Transcribe all records exactly.

═════ Supplied records

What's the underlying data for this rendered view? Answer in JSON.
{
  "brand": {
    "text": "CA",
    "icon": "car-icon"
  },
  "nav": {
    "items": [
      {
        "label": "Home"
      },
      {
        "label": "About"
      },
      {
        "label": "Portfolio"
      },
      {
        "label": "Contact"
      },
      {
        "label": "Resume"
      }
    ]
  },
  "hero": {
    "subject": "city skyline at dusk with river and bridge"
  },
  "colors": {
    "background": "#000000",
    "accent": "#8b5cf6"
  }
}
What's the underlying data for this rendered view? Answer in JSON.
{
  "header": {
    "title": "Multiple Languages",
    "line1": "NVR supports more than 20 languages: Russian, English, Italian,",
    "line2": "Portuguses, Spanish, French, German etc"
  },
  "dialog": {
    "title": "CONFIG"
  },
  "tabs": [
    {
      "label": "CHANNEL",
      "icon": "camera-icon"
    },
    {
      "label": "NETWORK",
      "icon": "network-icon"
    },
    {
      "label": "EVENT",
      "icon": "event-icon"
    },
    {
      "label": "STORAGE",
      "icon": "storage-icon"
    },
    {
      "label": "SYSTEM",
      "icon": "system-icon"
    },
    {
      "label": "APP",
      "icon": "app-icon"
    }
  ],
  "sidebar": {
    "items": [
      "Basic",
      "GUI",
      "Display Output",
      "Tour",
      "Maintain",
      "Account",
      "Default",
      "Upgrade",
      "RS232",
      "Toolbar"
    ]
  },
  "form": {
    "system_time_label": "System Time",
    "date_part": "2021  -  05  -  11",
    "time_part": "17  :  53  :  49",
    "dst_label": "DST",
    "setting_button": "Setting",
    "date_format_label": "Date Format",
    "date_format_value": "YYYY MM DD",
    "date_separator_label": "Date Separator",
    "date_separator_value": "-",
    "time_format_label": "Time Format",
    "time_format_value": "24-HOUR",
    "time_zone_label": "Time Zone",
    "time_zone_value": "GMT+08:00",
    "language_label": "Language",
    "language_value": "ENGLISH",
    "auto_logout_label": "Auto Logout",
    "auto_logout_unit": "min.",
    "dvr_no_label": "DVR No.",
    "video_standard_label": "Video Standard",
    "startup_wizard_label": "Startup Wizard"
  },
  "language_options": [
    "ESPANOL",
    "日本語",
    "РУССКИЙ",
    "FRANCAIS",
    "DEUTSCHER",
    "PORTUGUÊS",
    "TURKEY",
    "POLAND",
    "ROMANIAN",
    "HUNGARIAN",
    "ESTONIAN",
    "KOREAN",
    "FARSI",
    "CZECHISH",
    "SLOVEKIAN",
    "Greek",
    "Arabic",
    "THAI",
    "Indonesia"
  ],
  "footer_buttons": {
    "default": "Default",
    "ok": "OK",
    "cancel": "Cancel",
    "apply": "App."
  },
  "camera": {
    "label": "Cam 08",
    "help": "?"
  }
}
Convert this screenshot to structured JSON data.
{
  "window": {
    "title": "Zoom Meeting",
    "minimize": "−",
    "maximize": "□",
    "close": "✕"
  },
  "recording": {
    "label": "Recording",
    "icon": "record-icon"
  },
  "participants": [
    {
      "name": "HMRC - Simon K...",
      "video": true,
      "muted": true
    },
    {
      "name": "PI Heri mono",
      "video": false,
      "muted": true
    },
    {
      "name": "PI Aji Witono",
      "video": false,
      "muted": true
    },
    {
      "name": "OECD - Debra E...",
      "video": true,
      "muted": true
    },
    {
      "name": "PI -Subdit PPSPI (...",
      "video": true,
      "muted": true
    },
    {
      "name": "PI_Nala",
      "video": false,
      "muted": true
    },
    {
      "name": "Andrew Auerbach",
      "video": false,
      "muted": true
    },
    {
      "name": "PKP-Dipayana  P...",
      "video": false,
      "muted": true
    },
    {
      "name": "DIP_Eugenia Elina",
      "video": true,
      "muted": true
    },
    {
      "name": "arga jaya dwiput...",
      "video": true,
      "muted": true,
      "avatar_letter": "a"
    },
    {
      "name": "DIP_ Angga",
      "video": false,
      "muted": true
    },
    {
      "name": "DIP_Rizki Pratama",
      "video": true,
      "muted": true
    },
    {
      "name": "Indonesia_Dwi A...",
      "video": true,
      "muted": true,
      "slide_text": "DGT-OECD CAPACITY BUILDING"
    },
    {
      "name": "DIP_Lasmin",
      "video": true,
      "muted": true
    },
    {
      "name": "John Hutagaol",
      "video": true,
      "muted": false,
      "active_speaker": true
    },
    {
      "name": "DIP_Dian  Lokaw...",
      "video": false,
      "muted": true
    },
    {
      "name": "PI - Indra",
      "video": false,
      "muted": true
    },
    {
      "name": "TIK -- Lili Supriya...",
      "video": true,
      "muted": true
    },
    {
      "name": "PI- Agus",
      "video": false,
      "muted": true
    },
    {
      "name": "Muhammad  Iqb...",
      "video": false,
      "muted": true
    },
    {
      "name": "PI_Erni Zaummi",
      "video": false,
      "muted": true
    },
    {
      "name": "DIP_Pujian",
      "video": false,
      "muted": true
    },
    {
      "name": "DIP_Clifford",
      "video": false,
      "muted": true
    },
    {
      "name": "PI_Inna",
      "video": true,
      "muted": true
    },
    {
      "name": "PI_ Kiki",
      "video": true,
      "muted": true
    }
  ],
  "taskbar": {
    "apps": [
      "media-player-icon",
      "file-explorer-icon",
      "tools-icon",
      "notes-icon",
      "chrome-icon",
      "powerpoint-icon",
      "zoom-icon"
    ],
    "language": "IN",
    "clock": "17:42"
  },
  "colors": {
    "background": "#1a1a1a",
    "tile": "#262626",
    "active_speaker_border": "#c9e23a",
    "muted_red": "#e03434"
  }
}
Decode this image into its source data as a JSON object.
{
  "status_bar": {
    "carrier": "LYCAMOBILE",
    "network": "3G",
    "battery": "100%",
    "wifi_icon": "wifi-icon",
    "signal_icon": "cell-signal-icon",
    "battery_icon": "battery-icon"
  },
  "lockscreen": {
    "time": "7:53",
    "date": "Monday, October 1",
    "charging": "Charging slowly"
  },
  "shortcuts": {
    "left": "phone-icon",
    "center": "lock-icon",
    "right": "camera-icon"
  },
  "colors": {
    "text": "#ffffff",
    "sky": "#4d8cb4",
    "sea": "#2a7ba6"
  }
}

══════════

■ Correct response:
What's the underlying data for this rendered view? Answer in JSON.
{
  "brand": {
    "text": "CA",
    "icon": "car-icon"
  },
  "nav": {
    "items": [
      {
        "label": "Home"
      },
      {
        "label": "About"
      },
      {
        "label": "Portfolio"
      },
      {
        "label": "Contact"
      },
      {
        "label": "Resume"
      }
    ]
  },
  "hero": {
    "subject": "city skyline at dusk with river and bridge"
  },
  "colors": {
    "background": "#000000",
    "accent": "#8b5cf6"
  }
}
What's the underlying data for this rendered view? Answer in JSON.
{
  "header": {
    "title": "Multiple Languages",
    "line1": "NVR supports more than 20 languages: Russian, English, Italian,",
    "line2": "Portuguses, Spanish, French, German etc"
  },
  "dialog": {
    "title": "CONFIG"
  },
  "tabs": [
    {
      "label": "CHANNEL",
      "icon": "camera-icon"
    },
    {
      "label": "NETWORK",
      "icon": "network-icon"
    },
    {
      "label": "EVENT",
      "icon": "event-icon"
    },
    {
      "label": "STORAGE",
      "icon": "storage-icon"
    },
    {
      "label": "SYSTEM",
      "icon": "system-icon"
    },
    {
      "label": "APP",
      "icon": "app-icon"
    }
  ],
  "sidebar": {
    "items": [
      "Basic",
      "GUI",
      "Display Output",
      "Tour",
      "Maintain",
      "Account",
      "Default",
      "Upgrade",
      "RS232",
      "Toolbar"
    ]
  },
  "form": {
    "system_time_label": "System Time",
    "date_part": "2021  -  05  -  11",
    "time_part": "17  :  53  :  49",
    "dst_label": "DST",
    "setting_button": "Setting",
    "date_format_label": "Date Format",
    "date_format_value": "YYYY MM DD",
    "date_separator_label": "Date Separator",
    "date_separator_value": "-",
    "time_format_label": "Time Format",
    "time_format_value": "24-HOUR",
    "time_zone_label": "Time Zone",
    "time_zone_value": "GMT+08:00",
    "language_label": "Language",
    "language_value": "ENGLISH",
    "auto_logout_label": "Auto Logout",
    "auto_logout_unit": "min.",
    "dvr_no_label": "DVR No.",
    "video_standard_label": "Video Standard",
    "startup_wizard_label": "Startup Wizard"
  },
  "language_options": [
    "ESPANOL",
    "日本語",
    "РУССКИЙ",
    "FRANCAIS",
    "DEUTSCHER",
    "PORTUGUÊS",
    "TURKEY",
    "POLAND",
    "ROMANIAN",
    "HUNGARIAN",
    "ESTONIAN",
    "KOREAN",
    "FARSI",
    "CZECHISH",
    "SLOVEKIAN",
    "Greek",
    "Arabic",
    "THAI",
    "Indonesia"
  ],
  "footer_buttons": {
    "default": "Default",
    "ok": "OK",
    "cancel": "Cancel",
    "apply": "App."
  },
  "camera": {
    "label": "Cam 08",
    "help": "?"
  }
}
Convert this screenshot to structured JSON data.
{
  "window": {
    "title": "Zoom Meeting",
    "minimize": "−",
    "maximize": "□",
    "close": "✕"
  },
  "recording": {
    "label": "Recording",
    "icon": "record-icon"
  },
  "participants": [
    {
      "name": "HMRC - Simon K...",
      "video": true,
      "muted": true
    },
    {
      "name": "PI Heri mono",
      "video": false,
      "muted": true
    },
    {
      "name": "PI Aji Witono",
      "video": false,
      "muted": true
    },
    {
      "name": "OECD - Debra E...",
      "video": true,
      "muted": true
    },
    {
      "name": "PI -Subdit PPSPI (...",
      "video": true,
      "muted": true
    },
    {
      "name": "PI_Nala",
      "video": false,
      "muted": true
    },
    {
      "name": "Andrew Auerbach",
      "video": false,
      "muted": true
    },
    {
      "name": "PKP-Dipayana  P...",
      "video": false,
      "muted": true
    },
    {
      "name": "DIP_Eugenia Elina",
      "video": true,
      "muted": true
    },
    {
      "name": "arga jaya dwiput...",
      "video": true,
      "muted": true,
      "avatar_letter": "a"
    },
    {
      "name": "DIP_ Angga",
      "video": false,
      "muted": true
    },
    {
      "name": "DIP_Rizki Pratama",
      "video": true,
      "muted": true
    },
    {
      "name": "Indonesia_Dwi A...",
      "video": true,
      "muted": true,
      "slide_text": "DGT-OECD CAPACITY BUILDING"
    },
    {
      "name": "DIP_Lasmin",
      "video": true,
      "muted": true
    },
    {
      "name": "John Hutagaol",
      "video": true,
      "muted": false,
      "active_speaker": true
    },
    {
      "name": "DIP_Dian  Lokaw...",
      "video": false,
      "muted": true
    },
    {
      "name": "PI - Indra",
      "video": false,
      "muted": true
    },
    {
      "name": "TIK -- Lili Supriya...",
      "video": true,
      "muted": true
    },
    {
      "name": "PI- Agus",
      "video": false,
      "muted": true
    },
    {
      "name": "Muhammad  Iqb...",
      "video": false,
      "muted": true
    },
    {
      "name": "PI_Erni Zaummi",
      "video": false,
      "muted": true
    },
    {
      "name": "DIP_Pujian",
      "video": false,
      "muted": true
    },
    {
      "name": "DIP_Clifford",
      "video": false,
      "muted": true
    },
    {
      "name": "PI_Inna",
      "video": true,
      "muted": true
    },
    {
      "name": "PI_ Kiki",
      "video": true,
      "muted": true
    }
  ],
  "taskbar": {
    "apps": [
      "media-player-icon",
      "file-explorer-icon",
      "tools-icon",
      "notes-icon",
      "chrome-icon",
      "powerpoint-icon",
      "zoom-icon"
    ],
    "language": "IN",
    "clock": "17:42"
  },
  "colors": {
    "background": "#1a1a1a",
    "tile": "#262626",
    "active_speaker_border": "#c9e23a",
    "muted_red": "#e03434"
  }
}
Decode this image into its source data as a JSON object.
{
  "status_bar": {
    "carrier": "LYCAMOBILE",
    "network": "3G",
    "battery": "100%",
    "wifi_icon": "wifi-icon",
    "signal_icon": "cell-signal-icon",
    "battery_icon": "battery-icon"
  },
  "lockscreen": {
    "time": "7:53",
    "date": "Monday, October 1",
    "charging": "Charging slowly"
  },
  "shortcuts": {
    "left": "phone-icon",
    "center": "lock-icon",
    "right": "camera-icon"
  },
  "colors": {
    "text": "#ffffff",
    "sky": "#4d8cb4",
    "sea": "#2a7ba6"
  }
}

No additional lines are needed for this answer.